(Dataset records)
━━━━━━

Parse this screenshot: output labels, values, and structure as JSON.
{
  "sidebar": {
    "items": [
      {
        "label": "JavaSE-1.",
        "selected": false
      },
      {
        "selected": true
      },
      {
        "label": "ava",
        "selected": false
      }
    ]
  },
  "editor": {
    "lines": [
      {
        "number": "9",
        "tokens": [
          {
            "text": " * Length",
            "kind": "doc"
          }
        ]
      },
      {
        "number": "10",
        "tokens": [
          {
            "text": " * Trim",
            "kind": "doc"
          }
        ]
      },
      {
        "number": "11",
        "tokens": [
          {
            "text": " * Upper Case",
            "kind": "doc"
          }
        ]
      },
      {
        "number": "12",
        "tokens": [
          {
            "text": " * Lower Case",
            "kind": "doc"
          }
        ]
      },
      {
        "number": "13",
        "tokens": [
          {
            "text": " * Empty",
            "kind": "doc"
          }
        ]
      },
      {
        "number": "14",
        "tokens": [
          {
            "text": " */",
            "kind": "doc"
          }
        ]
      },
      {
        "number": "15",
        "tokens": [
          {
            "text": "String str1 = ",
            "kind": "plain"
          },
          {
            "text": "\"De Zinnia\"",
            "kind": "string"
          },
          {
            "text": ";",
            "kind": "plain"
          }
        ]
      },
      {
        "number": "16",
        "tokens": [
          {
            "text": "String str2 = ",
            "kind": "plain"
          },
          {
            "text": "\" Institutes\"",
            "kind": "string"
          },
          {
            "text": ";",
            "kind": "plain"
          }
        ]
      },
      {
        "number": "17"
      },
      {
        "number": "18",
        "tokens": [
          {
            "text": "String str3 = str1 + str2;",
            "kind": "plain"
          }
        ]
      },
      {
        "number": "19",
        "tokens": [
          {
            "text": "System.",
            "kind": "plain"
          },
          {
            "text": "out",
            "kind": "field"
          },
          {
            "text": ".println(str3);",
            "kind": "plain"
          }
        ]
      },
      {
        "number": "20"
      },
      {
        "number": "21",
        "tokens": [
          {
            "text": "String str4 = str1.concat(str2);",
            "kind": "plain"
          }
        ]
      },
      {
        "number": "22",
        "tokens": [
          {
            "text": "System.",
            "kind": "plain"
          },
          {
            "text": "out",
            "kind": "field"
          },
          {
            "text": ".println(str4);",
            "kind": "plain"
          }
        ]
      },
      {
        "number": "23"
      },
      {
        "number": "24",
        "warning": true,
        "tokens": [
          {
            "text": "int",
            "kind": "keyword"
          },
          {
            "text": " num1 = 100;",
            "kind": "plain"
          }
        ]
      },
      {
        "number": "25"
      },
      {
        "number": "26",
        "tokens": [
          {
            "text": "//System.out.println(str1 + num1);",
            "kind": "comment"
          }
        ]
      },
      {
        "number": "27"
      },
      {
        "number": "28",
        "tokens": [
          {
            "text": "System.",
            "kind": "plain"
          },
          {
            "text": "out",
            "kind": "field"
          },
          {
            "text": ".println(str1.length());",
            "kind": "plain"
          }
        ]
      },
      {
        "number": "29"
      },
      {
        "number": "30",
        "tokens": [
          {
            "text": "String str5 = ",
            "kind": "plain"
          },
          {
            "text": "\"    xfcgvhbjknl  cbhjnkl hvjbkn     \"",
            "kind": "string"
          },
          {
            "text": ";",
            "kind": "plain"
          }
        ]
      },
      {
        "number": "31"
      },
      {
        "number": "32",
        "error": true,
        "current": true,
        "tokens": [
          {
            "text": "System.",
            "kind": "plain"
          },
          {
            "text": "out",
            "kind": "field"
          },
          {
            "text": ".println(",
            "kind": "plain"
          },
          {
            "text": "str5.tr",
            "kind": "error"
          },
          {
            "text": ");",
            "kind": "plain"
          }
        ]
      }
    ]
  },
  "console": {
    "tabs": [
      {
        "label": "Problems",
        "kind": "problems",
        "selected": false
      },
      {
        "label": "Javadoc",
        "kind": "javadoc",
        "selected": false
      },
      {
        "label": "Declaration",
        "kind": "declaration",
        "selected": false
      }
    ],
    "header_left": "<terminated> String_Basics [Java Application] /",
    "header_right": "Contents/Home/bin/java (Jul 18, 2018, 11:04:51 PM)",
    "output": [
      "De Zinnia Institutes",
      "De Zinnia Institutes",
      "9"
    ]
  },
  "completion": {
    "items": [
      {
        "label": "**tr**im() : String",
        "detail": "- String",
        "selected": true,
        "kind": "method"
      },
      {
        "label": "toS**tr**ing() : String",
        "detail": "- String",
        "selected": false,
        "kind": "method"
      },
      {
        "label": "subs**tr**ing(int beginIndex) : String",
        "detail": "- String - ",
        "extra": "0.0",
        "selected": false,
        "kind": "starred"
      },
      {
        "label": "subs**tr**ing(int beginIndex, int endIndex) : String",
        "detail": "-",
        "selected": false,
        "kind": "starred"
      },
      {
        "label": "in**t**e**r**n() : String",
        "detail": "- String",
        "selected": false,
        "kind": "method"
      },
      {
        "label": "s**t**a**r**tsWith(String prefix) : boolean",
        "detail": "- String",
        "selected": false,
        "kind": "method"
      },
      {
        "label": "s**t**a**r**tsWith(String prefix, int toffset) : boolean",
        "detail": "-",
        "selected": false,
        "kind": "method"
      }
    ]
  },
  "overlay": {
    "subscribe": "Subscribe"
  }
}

━━━━━━

◆ What to do
Retype all the records, matching them exactly.

◆ Written answer
Parse this screenshot: output labels, values, and structure as JSON.
{
  "sidebar": {
    "items": [
      {
        "label": "JavaSE-1.",
        "selected": false
      },
      {
        "selected": true
      },
      {
        "label": "ava",
        "selected": false
      }
    ]
  },
  "editor": {
    "lines": [
      {
        "number": "9",
        "tokens": [
          {
            "text": " * Length",
            "kind": "doc"
          }
        ]
      },
      {
        "number": "10",
        "tokens": [
          {
            "text": " * Trim",
            "kind": "doc"
          }
        ]
      },
      {
        "number": "11",
        "tokens": [
          {
            "text": " * Upper Case",
            "kind": "doc"
          }
        ]
      },
      {
        "number": "12",
        "tokens": [
          {
            "text": " * Lower Case",
            "kind": "doc"
          }
        ]
      },
      {
        "number": "13",
        "tokens": [
          {
            "text": " * Empty",
            "kind": "doc"
          }
        ]
      },
      {
        "number": "14",
        "tokens": [
          {
            "text": " */",
            "kind": "doc"
          }
        ]
      },
      {
        "number": "15",
        "tokens": [
          {
            "text": "String str1 = ",
            "kind": "plain"
          },
          {
            "text": "\"De Zinnia\"",
            "kind": "string"
          },
          {
            "text": ";",
            "kind": "plain"
          }
        ]
      },
      {
        "number": "16",
        "tokens": [
          {
            "text": "String str2 = ",
            "kind": "plain"
          },
          {
            "text": "\" Institutes\"",
            "kind": "string"
          },
          {
            "text": ";",
            "kind": "plain"
          }
        ]
      },
      {
        "number": "17"
      },
      {
        "number": "18",
        "tokens": [
          {
            "text": "String str3 = str1 + str2;",
            "kind": "plain"
          }
        ]
      },
      {
        "number": "19",
        "tokens": [
          {
            "text": "System.",
            "kind": "plain"
          },
          {
            "text": "out",
            "kind": "field"
          },
          {
            "text": ".println(str3);",
            "kind": "plain"
          }
        ]
      },
      {
        "number": "20"
      },
      {
        "number": "21",
        "tokens": [
          {
            "text": "String str4 = str1.concat(str2);",
            "kind": "plain"
          }
        ]
      },
      {
        "number": "22",
        "tokens": [
          {
            "text": "System.",
            "kind": "plain"
          },
          {
            "text": "out",
            "kind": "field"
          },
          {
            "text": ".println(str4);",
            "kind": "plain"
          }
        ]
      },
      {
        "number": "23"
      },
      {
        "number": "24",
        "warning": true,
        "tokens": [
          {
            "text": "int",
            "kind": "keyword"
          },
          {
            "text": " num1 = 100;",
            "kind": "plain"
          }
        ]
      },
      {
        "number": "25"
      },
      {
        "number": "26",
        "tokens": [
          {
            "text": "//System.out.println(str1 + num1);",
            "kind": "comment"
          }
        ]
      },
      {
        "number": "27"
      },
      {
        "number": "28",
        "tokens": [
          {
            "text": "System.",
            "kind": "plain"
          },
          {
            "text": "out",
            "kind": "field"
          },
          {
            "text": ".println(str1.length());",
            "kind": "plain"
          }
        ]
      },
      {
        "number": "29"
      },
      {
        "number": "30",
        "tokens": [
          {
            "text": "String str5 = ",
            "kind": "plain"
          },
          {
            "text": "\"    xfcgvhbjknl  cbhjnkl hvjbkn     \"",
            "kind": "string"
          },
          {
            "text": ";",
            "kind": "plain"
          }
        ]
      },
      {
        "number": "31"
      },
      {
        "number": "32",
        "error": true,
        "current": true,
        "tokens": [
          {
            "text": "System.",
            "kind": "plain"
          },
          {
            "text": "out",
            "kind": "field"
          },
          {
            "text": ".println(",
            "kind": "plain"
          },
          {
            "text": "str5.tr",
            "kind": "error"
          },
          {
            "text": ");",
            "kind": "plain"
          }
        ]
      }
    ]
  },
  "console": {
    "tabs": [
      {
        "label": "Problems",
        "kind": "problems",
        "selected": false
      },
      {
        "label": "Javadoc",
        "kind": "javadoc",
        "selected": false
      },
      {
        "label": "Declaration",
        "kind": "declaration",
        "selected": false
      }
    ],
    "header_left": "<terminated> String_Basics [Java Application] /",
    "header_right": "Contents/Home/bin/java (Jul 18, 2018, 11:04:51 PM)",
    "output": [
      "De Zinnia Institutes",
      "De Zinnia Institutes",
      "9"
    ]
  },
  "completion": {
    "items": [
      {
        "label": "**tr**im() : String",
        "detail": "- String",
        "selected": true,
        "kind": "method"
      },
      {
        "label": "toS**tr**ing() : String",
        "detail": "- String",
        "selected": false,
        "kind": "method"
      },
      {
        "label": "subs**tr**ing(int beginIndex) : String",
        "detail": "- String - ",
        "extra": "0.0",
        "selected": false,
        "kind": "starred"
      },
      {
        "label": "subs**tr**ing(int beginIndex, int endIndex) : String",
        "detail": "-",
        "selected": false,
        "kind": "starred"
      },
      {
        "label": "in**t**e**r**n() : String",
        "detail": "- String",
        "selected": false,
        "kind": "method"
      },
      {
        "label": "s**t**a**r**tsWith(String prefix) : boolean",
        "detail": "- String",
        "selected": false,
        "kind": "method"
      },
      {
        "label": "s**t**a**r**tsWith(String prefix, int toffset) : boolean",
        "detail": "-",
        "selected": false,
        "kind": "method"
      }
    ]
  },
  "overlay": {
    "subscribe": "Subscribe"
  }
}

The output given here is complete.